In the listing below, find every line with the string "sugar" and pull it out.
═══ DATA IN THIS EXERCISE ═══
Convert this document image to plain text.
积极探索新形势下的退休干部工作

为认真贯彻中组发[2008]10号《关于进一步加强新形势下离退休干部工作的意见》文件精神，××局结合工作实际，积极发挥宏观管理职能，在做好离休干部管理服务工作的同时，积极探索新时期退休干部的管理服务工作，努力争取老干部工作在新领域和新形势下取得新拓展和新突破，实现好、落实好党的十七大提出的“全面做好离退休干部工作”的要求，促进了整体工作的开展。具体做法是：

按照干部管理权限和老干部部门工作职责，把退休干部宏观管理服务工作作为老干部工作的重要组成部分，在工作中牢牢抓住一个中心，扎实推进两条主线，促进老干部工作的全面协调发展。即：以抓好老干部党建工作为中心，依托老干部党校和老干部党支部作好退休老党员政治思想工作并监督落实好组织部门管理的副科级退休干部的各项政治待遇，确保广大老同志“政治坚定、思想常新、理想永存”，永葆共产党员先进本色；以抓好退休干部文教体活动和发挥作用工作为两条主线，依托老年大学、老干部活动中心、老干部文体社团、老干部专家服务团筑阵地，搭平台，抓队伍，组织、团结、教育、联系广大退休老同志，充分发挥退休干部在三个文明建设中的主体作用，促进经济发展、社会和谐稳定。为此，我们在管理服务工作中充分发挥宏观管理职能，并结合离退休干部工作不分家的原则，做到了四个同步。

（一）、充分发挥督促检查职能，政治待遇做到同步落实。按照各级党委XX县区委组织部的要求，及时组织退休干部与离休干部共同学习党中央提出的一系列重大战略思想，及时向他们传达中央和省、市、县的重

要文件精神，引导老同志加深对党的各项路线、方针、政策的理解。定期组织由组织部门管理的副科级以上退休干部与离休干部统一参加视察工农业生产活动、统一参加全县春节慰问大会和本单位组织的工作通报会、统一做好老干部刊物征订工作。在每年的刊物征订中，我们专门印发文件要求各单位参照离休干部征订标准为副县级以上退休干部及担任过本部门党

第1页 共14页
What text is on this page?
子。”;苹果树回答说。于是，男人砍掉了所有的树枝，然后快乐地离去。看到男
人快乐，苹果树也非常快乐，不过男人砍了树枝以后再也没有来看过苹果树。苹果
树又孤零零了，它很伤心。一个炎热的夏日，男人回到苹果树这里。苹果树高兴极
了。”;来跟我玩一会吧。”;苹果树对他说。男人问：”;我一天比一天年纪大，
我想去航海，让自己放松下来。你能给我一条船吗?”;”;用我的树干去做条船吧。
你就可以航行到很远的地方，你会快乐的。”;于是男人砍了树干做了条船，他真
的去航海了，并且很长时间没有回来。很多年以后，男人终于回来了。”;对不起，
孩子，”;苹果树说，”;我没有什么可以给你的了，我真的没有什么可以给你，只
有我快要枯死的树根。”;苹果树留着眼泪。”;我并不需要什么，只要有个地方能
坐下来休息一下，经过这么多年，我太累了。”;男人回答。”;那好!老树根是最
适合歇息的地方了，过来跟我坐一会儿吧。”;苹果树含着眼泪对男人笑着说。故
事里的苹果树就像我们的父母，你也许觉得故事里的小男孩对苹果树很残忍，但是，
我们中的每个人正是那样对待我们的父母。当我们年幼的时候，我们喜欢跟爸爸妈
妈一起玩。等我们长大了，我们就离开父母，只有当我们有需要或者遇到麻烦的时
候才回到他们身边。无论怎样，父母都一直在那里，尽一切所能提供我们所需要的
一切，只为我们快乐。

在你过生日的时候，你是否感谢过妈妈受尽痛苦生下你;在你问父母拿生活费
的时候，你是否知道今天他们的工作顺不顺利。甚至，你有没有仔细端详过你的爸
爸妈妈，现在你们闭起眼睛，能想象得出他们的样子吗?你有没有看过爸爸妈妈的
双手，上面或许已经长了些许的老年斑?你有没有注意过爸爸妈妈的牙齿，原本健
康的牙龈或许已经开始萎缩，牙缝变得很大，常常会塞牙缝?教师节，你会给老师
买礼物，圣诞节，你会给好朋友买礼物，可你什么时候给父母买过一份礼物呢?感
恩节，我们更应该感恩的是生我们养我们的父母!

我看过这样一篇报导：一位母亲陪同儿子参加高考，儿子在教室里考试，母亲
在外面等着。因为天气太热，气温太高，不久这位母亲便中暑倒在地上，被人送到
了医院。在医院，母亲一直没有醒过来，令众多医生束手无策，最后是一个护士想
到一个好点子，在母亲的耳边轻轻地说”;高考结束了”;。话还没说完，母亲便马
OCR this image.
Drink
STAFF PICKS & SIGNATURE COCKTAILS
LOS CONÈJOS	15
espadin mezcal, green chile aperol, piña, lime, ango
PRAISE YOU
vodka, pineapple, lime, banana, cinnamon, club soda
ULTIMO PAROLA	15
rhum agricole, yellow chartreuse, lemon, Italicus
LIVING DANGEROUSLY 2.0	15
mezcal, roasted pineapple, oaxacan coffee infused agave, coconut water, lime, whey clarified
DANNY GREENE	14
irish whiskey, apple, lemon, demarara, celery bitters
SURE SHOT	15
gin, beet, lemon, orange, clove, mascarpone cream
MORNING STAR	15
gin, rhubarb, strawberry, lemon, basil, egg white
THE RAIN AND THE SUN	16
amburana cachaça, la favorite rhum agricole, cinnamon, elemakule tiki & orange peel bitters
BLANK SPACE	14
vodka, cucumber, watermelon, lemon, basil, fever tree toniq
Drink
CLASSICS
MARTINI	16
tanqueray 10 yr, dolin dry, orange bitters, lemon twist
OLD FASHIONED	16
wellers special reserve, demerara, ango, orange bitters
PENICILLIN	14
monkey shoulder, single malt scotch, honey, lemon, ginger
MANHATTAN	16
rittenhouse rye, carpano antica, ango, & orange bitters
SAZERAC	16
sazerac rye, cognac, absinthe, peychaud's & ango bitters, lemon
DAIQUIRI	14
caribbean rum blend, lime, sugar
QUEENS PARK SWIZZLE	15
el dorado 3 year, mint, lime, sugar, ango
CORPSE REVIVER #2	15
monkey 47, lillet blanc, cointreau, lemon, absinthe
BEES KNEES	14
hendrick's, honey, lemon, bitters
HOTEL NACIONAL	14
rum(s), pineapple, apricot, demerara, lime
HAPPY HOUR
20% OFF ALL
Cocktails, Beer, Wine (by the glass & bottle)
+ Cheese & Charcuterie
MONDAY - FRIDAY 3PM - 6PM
═══
EXERCISE OUTPUT
caribbean rum blend, lime, sugar
el dorado 3 year, mint, lime, sugar, ango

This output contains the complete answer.